# DATASET ROWS:
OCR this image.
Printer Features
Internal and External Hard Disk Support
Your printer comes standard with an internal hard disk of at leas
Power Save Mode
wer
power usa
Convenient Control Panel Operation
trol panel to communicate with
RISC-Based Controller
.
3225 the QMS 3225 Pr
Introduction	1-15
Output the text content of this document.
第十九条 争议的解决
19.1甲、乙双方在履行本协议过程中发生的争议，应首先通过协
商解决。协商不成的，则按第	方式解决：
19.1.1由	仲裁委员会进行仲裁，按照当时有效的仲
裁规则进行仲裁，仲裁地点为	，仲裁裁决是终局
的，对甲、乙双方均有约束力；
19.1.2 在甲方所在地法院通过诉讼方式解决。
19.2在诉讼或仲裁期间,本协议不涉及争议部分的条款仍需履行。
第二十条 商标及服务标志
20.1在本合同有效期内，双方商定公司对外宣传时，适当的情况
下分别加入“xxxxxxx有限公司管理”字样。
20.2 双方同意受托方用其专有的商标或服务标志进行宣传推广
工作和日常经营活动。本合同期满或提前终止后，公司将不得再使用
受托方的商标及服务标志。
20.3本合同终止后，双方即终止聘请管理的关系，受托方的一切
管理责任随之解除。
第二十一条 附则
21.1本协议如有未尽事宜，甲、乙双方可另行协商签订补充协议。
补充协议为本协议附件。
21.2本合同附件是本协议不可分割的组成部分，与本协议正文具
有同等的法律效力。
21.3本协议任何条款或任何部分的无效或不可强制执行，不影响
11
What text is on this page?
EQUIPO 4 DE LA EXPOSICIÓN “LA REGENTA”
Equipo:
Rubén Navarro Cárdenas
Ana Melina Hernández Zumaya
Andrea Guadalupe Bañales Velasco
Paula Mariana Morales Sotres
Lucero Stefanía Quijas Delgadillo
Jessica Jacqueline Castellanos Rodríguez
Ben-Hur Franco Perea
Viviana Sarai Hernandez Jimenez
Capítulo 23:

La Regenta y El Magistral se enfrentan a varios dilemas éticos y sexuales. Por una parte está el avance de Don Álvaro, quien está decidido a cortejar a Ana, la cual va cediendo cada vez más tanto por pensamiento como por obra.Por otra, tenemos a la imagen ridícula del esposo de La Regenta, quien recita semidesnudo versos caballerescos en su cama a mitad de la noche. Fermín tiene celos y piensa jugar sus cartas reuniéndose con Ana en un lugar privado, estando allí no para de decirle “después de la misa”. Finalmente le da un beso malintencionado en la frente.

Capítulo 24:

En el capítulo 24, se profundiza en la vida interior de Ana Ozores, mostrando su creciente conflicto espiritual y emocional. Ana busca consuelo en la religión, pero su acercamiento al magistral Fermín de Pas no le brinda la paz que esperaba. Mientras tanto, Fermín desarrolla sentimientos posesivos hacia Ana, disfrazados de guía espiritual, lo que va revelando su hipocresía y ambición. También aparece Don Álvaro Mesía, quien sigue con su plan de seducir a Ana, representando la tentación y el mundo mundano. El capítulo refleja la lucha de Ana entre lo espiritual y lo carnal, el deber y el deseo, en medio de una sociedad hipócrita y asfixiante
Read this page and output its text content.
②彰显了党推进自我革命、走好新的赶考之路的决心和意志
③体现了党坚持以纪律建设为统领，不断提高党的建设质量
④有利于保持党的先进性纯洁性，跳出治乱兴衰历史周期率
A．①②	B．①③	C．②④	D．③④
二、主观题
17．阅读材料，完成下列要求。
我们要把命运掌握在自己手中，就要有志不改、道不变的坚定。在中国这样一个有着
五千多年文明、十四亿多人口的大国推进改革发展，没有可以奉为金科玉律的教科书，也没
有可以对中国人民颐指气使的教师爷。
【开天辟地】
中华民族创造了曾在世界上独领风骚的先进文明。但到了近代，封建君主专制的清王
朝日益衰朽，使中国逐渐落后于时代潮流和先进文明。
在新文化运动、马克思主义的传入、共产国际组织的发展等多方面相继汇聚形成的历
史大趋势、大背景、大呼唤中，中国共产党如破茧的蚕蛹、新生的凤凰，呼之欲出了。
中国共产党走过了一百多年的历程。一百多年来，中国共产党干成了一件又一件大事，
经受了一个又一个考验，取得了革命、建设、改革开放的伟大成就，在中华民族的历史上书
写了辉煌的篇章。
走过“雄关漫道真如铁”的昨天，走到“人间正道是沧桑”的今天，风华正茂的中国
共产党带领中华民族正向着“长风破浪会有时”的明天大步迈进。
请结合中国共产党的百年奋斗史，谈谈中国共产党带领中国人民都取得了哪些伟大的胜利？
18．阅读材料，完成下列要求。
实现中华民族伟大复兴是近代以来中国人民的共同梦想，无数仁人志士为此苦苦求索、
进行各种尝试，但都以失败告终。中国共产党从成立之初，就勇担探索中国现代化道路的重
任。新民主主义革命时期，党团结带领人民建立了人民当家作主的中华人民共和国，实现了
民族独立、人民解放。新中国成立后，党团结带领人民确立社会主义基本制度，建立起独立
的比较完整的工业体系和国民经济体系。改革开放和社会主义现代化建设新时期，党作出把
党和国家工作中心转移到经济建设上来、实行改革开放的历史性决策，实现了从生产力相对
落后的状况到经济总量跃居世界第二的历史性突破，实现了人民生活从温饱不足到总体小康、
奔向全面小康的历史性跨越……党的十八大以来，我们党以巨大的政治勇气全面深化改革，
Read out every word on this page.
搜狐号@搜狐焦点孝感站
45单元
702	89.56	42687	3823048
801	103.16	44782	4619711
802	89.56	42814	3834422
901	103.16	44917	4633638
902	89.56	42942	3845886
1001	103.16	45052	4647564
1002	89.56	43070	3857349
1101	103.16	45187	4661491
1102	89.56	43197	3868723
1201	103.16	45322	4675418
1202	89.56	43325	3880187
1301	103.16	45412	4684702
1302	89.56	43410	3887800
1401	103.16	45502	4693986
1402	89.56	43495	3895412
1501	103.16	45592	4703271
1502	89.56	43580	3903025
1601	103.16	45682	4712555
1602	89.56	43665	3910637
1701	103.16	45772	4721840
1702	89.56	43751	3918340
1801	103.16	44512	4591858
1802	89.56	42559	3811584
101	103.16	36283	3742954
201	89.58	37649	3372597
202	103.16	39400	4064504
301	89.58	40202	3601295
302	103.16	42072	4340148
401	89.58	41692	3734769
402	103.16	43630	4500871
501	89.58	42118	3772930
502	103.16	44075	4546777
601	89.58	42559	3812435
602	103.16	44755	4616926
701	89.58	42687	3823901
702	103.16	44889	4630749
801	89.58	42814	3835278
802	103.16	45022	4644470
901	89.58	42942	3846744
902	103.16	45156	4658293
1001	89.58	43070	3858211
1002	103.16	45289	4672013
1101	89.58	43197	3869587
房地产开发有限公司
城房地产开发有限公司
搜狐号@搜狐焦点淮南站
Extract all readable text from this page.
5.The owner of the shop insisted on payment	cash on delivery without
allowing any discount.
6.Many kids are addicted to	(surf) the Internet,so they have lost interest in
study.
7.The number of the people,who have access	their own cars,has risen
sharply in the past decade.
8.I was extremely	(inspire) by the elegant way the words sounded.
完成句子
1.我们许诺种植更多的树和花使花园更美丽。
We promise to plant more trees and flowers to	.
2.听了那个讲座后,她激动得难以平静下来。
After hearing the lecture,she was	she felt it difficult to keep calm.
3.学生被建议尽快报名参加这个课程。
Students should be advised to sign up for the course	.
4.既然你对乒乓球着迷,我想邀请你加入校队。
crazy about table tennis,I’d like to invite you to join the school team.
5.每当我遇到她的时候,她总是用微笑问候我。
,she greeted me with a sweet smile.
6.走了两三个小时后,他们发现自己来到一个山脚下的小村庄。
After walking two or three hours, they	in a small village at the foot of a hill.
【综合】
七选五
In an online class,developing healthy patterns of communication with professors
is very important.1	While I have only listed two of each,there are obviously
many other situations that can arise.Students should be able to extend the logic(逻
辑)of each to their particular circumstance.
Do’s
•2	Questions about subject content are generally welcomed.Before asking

# TASK INSTRUCTIONS:
Starting with the line that contains "Extract all readable text from this page.", output every line through the end of the listing above, unchanged.

# ANSWER TO THIS EXERCISE:
Extract all readable text from this page.
5.The owner of the shop insisted on payment	cash on delivery without
allowing any discount.
6.Many kids are addicted to	(surf) the Internet,so they have lost interest in
study.
7.The number of the people,who have access	their own cars,has risen
sharply in the past decade.
8.I was extremely	(inspire) by the elegant way the words sounded.
完成句子
1.我们许诺种植更多的树和花使花园更美丽。
We promise to plant more trees and flowers to	.
2.听了那个讲座后,她激动得难以平静下来。
After hearing the lecture,she was	she felt it difficult to keep calm.
3.学生被建议尽快报名参加这个课程。
Students should be advised to sign up for the course	.
4.既然你对乒乓球着迷,我想邀请你加入校队。
crazy about table tennis,I’d like to invite you to join the school team.
5.每当我遇到她的时候,她总是用微笑问候我。
,she greeted me with a sweet smile.
6.走了两三个小时后,他们发现自己来到一个山脚下的小村庄。
After walking two or three hours, they	in a small village at the foot of a hill.
【综合】
七选五
In an online class,developing healthy patterns of communication with professors
is very important.1	While I have only listed two of each,there are obviously
many other situations that can arise.Students should be able to extend the logic(逻
辑)of each to their particular circumstance.
Do’s
•2	Questions about subject content are generally welcomed.Before asking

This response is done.